Where a line holds the string "西日本西部", return that line.
· · · ·
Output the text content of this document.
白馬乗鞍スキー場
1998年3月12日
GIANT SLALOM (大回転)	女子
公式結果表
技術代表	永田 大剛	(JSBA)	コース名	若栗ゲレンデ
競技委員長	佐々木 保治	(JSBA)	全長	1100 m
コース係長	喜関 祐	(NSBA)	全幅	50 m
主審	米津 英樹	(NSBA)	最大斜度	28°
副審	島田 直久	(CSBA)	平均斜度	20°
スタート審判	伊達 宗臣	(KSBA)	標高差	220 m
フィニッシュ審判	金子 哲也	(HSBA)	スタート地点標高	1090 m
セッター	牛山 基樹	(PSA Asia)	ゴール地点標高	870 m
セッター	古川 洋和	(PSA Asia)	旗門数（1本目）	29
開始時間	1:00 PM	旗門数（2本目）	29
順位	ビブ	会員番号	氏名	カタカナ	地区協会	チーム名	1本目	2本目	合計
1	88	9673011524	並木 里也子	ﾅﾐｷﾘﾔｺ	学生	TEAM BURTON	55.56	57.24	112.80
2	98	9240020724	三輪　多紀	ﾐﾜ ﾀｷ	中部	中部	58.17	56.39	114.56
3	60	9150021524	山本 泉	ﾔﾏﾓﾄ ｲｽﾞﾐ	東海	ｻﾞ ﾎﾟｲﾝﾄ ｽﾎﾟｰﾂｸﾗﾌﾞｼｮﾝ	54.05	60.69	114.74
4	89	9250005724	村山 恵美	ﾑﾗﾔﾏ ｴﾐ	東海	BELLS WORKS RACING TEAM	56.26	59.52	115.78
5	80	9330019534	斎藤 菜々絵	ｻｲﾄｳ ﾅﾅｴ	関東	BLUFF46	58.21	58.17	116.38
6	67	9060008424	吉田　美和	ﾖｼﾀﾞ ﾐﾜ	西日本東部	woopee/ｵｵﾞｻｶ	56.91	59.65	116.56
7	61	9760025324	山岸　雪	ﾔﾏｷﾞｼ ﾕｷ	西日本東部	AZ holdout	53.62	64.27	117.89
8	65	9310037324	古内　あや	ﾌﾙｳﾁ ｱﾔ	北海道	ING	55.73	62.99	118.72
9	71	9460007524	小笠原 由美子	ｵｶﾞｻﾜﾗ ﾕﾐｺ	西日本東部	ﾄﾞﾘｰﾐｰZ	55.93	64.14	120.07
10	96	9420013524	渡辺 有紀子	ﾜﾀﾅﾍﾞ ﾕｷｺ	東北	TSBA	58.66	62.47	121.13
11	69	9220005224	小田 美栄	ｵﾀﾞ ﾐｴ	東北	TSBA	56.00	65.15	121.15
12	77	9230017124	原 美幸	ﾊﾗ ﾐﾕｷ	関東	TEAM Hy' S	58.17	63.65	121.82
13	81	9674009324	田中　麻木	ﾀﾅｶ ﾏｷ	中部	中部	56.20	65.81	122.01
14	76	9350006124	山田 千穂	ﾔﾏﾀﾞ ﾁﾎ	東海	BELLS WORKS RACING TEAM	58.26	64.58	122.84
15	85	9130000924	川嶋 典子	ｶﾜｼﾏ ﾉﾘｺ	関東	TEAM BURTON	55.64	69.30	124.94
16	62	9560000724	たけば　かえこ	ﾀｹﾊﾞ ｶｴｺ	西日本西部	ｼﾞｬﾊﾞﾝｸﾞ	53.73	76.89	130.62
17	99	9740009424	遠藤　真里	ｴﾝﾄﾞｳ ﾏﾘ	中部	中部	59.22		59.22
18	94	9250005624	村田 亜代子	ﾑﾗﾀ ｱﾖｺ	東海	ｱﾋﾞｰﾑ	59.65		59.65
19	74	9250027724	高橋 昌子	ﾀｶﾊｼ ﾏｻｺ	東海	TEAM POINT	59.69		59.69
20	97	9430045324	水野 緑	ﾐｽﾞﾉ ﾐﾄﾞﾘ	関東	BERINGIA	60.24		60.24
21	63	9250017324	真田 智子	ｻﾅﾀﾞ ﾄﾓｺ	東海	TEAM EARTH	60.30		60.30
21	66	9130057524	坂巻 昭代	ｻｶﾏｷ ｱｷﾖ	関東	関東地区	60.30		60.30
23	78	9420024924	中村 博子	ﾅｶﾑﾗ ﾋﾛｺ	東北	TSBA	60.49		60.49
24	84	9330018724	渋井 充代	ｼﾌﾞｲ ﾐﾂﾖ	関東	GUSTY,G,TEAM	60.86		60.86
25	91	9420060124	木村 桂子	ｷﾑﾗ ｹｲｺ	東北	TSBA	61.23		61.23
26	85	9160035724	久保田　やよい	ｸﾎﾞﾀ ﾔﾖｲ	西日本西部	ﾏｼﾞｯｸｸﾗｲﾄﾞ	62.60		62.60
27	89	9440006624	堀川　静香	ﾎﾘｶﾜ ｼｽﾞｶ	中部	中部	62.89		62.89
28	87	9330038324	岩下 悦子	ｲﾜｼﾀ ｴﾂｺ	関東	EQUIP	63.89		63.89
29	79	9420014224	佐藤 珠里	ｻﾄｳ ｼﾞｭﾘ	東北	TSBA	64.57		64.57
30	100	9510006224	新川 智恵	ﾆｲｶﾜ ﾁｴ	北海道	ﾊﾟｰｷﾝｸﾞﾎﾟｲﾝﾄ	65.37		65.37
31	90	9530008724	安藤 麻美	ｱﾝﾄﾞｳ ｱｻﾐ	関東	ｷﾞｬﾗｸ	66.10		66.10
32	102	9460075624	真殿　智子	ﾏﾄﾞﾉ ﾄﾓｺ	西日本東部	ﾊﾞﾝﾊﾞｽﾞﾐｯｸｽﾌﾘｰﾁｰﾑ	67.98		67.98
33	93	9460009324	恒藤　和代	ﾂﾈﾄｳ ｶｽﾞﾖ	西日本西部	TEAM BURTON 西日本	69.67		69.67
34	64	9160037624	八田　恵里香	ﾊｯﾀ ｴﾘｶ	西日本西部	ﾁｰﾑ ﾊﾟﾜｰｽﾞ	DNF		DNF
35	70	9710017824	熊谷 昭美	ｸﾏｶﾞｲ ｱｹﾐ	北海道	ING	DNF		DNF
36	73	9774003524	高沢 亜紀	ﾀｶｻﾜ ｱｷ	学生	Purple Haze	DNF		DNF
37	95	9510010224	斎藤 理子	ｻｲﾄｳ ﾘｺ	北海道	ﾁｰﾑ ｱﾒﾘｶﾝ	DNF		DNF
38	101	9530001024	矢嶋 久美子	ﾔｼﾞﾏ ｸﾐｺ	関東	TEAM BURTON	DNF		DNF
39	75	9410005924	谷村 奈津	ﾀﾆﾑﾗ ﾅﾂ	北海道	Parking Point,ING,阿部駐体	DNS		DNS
· · · ·
### Result for this exercise
16	62	9560000724	たけば　かえこ	ﾀｹﾊﾞ ｶｴｺ	西日本西部	ｼﾞｬﾊﾞﾝｸﾞ	53.73	76.89	130.62
26	85	9160035724	久保田　やよい	ｸﾎﾞﾀ ﾔﾖｲ	西日本西部	ﾏｼﾞｯｸｸﾗｲﾄﾞ	62.60		62.60
33	93	9460009324	恒藤　和代	ﾂﾈﾄｳ ｶｽﾞﾖ	西日本西部	TEAM BURTON 西日本	69.67		69.67
34	64	9160037624	八田　恵里香	ﾊｯﾀ ｴﾘｶ	西日本西部	ﾁｰﾑ ﾊﾟﾜｰｽﾞ	DNF		DNF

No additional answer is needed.